Problem requirements:
Repeat the listing below in full, exactly as it stands.

***** Listed entries

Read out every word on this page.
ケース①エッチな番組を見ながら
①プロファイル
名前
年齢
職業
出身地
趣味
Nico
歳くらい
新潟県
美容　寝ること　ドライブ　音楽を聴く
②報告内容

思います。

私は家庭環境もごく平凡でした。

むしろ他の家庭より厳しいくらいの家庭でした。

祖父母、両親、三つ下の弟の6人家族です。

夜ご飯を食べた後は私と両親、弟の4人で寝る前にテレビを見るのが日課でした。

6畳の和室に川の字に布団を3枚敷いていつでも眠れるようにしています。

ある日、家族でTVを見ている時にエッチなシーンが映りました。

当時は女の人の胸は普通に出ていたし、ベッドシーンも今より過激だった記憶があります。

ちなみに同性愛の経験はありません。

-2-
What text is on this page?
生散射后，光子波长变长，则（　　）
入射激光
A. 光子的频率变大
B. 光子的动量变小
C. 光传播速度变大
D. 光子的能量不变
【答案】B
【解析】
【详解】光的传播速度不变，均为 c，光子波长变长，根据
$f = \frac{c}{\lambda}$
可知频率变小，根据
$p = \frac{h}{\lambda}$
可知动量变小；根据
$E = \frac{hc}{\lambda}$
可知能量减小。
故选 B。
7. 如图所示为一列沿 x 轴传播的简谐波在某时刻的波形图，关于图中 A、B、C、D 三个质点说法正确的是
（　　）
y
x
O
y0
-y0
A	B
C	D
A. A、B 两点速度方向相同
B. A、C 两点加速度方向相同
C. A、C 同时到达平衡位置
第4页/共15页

**********

Complete response:
Read out every word on this page.
ケース①エッチな番組を見ながら
①プロファイル
名前
年齢
職業
出身地
趣味
Nico
歳くらい
新潟県
美容　寝ること　ドライブ　音楽を聴く
②報告内容

思います。

私は家庭環境もごく平凡でした。

むしろ他の家庭より厳しいくらいの家庭でした。

祖父母、両親、三つ下の弟の6人家族です。

夜ご飯を食べた後は私と両親、弟の4人で寝る前にテレビを見るのが日課でした。

6畳の和室に川の字に布団を3枚敷いていつでも眠れるようにしています。

ある日、家族でTVを見ている時にエッチなシーンが映りました。

当時は女の人の胸は普通に出ていたし、ベッドシーンも今より過激だった記憶があります。

ちなみに同性愛の経験はありません。

-2-
What text is on this page?
生散射后，光子波长变长，则（　　）
入射激光
A. 光子的频率变大
B. 光子的动量变小
C. 光传播速度变大
D. 光子的能量不变
【答案】B
【解析】
【详解】光的传播速度不变，均为 c，光子波长变长，根据
$f = \frac{c}{\lambda}$
可知频率变小，根据
$p = \frac{h}{\lambda}$
可知动量变小；根据
$E = \frac{hc}{\lambda}$
可知能量减小。
故选 B。
7. 如图所示为一列沿 x 轴传播的简谐波在某时刻的波形图，关于图中 A、B、C、D 三个质点说法正确的是
（　　）
y
x
O
y0
-y0
A	B
C	D
A. A、B 两点速度方向相同
B. A、C 两点加速度方向相同
C. A、C 同时到达平衡位置
第4页/共15页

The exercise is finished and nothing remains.